Dataset records =>

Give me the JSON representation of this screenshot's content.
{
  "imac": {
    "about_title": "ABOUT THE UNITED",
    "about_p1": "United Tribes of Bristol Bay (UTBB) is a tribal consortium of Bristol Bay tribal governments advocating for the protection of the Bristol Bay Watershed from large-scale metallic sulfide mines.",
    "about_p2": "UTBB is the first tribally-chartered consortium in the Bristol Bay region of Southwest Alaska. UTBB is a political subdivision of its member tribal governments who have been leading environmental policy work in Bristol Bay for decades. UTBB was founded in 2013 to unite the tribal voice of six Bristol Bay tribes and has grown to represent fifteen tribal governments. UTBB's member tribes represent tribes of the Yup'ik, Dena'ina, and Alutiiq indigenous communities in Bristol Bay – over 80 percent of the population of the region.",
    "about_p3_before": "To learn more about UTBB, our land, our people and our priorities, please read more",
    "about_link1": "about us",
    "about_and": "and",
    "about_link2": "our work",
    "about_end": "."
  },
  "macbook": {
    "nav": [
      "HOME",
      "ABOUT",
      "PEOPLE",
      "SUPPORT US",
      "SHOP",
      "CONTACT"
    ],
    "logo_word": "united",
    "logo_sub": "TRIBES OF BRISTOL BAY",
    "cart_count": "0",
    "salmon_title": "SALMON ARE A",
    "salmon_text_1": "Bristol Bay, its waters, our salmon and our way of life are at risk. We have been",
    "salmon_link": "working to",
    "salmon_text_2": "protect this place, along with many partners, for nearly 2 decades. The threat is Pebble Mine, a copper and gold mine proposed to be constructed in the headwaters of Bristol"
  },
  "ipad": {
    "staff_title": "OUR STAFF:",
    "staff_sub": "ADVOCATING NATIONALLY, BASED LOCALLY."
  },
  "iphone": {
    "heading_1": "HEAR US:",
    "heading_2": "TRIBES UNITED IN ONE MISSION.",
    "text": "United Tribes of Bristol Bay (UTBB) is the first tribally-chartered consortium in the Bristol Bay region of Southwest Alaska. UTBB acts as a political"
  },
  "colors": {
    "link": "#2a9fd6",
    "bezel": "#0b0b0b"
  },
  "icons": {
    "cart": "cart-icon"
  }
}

Task description => Copy out all lines above that include the string "have".

Solution to this problem =>
    "about_p2": "UTBB is the first tribally-chartered consortium in the Bristol Bay region of Southwest Alaska. UTBB is a political subdivision of its member tribal governments who have been leading environmental policy work in Bristol Bay for decades. UTBB was founded in 2013 to unite the tribal voice of six Bristol Bay tribes and has grown to represent fifteen tribal governments. UTBB's member tribes represent tribes of the Yup'ik, Dena'ina, and Alutiiq indigenous communities in Bristol Bay – over 80 percent of the population of the region.",
    "salmon_text_1": "Bristol Bay, its waters, our salmon and our way of life are at risk. We have been",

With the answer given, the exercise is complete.